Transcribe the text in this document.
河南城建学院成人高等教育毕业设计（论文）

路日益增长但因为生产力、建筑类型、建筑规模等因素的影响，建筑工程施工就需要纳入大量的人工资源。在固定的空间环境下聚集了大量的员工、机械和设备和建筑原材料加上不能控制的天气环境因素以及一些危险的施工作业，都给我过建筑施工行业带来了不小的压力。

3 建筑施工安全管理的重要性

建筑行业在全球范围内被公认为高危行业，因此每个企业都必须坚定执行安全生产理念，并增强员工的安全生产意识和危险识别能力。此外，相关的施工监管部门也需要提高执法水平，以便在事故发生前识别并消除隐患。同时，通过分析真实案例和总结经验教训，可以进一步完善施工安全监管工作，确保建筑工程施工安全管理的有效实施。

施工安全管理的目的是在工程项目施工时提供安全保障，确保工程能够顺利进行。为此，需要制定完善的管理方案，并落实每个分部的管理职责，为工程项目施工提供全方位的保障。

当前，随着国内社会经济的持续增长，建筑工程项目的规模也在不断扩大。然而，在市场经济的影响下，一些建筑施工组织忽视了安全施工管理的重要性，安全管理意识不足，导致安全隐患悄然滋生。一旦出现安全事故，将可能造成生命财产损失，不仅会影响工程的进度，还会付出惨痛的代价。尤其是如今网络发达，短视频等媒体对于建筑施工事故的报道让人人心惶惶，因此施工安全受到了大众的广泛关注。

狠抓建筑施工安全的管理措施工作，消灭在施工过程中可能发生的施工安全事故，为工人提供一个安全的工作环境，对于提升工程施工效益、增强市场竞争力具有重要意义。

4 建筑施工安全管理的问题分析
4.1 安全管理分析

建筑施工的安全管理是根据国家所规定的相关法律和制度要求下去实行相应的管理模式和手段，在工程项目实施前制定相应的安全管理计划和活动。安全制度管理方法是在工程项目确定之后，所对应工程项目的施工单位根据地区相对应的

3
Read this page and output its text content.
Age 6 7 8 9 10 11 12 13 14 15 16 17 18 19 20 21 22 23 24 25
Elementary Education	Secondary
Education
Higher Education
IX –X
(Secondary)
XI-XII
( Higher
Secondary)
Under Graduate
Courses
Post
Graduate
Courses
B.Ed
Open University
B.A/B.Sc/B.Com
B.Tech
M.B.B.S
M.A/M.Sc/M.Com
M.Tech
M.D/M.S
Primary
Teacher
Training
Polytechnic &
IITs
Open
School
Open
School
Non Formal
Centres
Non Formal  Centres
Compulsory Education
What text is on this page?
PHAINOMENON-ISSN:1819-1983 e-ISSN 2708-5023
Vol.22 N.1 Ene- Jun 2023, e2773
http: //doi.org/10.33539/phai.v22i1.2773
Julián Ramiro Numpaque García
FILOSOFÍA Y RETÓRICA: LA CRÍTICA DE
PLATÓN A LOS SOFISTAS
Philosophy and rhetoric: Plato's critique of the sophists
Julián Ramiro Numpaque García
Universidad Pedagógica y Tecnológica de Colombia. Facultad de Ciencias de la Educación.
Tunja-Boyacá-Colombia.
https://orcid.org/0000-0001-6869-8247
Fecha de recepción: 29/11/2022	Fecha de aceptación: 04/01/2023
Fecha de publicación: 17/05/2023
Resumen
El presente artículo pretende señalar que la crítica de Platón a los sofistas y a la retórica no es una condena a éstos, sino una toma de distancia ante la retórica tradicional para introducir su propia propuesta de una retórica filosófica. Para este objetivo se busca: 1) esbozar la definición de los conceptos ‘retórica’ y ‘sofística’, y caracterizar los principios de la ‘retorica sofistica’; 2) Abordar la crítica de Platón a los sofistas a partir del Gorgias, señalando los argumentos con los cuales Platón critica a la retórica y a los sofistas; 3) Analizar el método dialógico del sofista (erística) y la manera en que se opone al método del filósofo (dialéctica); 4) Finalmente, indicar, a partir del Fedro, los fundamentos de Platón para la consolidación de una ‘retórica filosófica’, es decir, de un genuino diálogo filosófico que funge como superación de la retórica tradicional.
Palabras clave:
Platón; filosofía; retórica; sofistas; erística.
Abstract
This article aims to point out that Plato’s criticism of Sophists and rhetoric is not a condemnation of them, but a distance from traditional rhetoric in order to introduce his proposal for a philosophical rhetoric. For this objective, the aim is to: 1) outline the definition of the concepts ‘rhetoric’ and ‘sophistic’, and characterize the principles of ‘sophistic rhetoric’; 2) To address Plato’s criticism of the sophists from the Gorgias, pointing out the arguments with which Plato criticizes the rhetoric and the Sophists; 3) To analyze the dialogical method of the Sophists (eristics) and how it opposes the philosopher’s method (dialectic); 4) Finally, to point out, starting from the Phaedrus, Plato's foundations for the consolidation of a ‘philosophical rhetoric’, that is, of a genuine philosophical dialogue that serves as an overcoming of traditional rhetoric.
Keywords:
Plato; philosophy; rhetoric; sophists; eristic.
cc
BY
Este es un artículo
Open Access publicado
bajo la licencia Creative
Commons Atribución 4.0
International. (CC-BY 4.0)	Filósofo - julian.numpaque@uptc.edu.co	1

_ _ _ _ _ _ _

**Given exercise**
Find the word "Plato" in the data and copy out each line where it turns up.

**Solution**
Philosophy and rhetoric: Plato's critique of the sophists
This article aims to point out that Plato’s criticism of Sophists and rhetoric is not a condemnation of them, but a distance from traditional rhetoric in order to introduce his proposal for a philosophical rhetoric. For this objective, the aim is to: 1) outline the definition of the concepts ‘rhetoric’ and ‘sophistic’, and characterize the principles of ‘sophistic rhetoric’; 2) To address Plato’s criticism of the sophists from the Gorgias, pointing out the arguments with which Plato criticizes the rhetoric and the Sophists; 3) To analyze the dialogical method of the Sophists (eristics) and how it opposes the philosopher’s method (dialectic); 4) Finally, to point out, starting from the Phaedrus, Plato's foundations for the consolidation of a ‘philosophical rhetoric’, that is, of a genuine philosophical dialogue that serves as an overcoming of traditional rhetoric.
Plato; philosophy; rhetoric; sophists; eristic.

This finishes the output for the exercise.